[Dataset items]
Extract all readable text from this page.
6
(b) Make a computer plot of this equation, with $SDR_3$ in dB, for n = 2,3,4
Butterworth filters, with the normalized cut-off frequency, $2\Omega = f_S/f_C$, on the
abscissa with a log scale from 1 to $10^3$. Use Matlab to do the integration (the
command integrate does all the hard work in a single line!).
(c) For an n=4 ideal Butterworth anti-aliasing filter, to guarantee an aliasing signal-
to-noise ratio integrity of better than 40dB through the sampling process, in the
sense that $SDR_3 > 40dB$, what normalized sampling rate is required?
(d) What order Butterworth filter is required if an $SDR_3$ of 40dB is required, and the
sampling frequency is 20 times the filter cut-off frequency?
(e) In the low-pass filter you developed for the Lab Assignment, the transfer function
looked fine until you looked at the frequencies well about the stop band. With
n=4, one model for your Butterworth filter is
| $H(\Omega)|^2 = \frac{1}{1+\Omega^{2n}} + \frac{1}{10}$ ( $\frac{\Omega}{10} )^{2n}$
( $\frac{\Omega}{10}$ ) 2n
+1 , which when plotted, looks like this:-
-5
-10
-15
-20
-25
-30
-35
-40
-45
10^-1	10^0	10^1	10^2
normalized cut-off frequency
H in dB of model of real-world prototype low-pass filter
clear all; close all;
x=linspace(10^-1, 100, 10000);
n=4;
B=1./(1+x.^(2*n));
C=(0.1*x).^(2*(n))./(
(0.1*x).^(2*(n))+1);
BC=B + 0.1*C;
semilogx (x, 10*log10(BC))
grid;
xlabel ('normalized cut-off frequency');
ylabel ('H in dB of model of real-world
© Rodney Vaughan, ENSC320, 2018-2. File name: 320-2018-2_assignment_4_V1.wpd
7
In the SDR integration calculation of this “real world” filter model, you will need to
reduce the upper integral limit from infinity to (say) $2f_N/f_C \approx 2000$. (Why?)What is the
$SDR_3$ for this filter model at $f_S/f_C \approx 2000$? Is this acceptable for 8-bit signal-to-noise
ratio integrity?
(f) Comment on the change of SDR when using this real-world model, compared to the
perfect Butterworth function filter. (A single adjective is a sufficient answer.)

Requirements
Set down the entries verbatim, leaving none out.

Exercise output
Extract all readable text from this page.
6
(b) Make a computer plot of this equation, with $SDR_3$ in dB, for n = 2,3,4
Butterworth filters, with the normalized cut-off frequency, $2\Omega = f_S/f_C$, on the
abscissa with a log scale from 1 to $10^3$. Use Matlab to do the integration (the
command integrate does all the hard work in a single line!).
(c) For an n=4 ideal Butterworth anti-aliasing filter, to guarantee an aliasing signal-
to-noise ratio integrity of better than 40dB through the sampling process, in the
sense that $SDR_3 > 40dB$, what normalized sampling rate is required?
(d) What order Butterworth filter is required if an $SDR_3$ of 40dB is required, and the
sampling frequency is 20 times the filter cut-off frequency?
(e) In the low-pass filter you developed for the Lab Assignment, the transfer function
looked fine until you looked at the frequencies well about the stop band. With
n=4, one model for your Butterworth filter is
| $H(\Omega)|^2 = \frac{1}{1+\Omega^{2n}} + \frac{1}{10}$ ( $\frac{\Omega}{10} )^{2n}$
( $\frac{\Omega}{10}$ ) 2n
+1 , which when plotted, looks like this:-
-5
-10
-15
-20
-25
-30
-35
-40
-45
10^-1	10^0	10^1	10^2
normalized cut-off frequency
H in dB of model of real-world prototype low-pass filter
clear all; close all;
x=linspace(10^-1, 100, 10000);
n=4;
B=1./(1+x.^(2*n));
C=(0.1*x).^(2*(n))./(
(0.1*x).^(2*(n))+1);
BC=B + 0.1*C;
semilogx (x, 10*log10(BC))
grid;
xlabel ('normalized cut-off frequency');
ylabel ('H in dB of model of real-world
© Rodney Vaughan, ENSC320, 2018-2. File name: 320-2018-2_assignment_4_V1.wpd
7
In the SDR integration calculation of this “real world” filter model, you will need to
reduce the upper integral limit from infinity to (say) $2f_N/f_C \approx 2000$. (Why?)What is the
$SDR_3$ for this filter model at $f_S/f_C \approx 2000$? Is this acceptable for 8-bit signal-to-noise
ratio integrity?
(f) Comment on the change of SDR when using this real-world model, compared to the
perfect Butterworth function filter. (A single adjective is a sufficient answer.)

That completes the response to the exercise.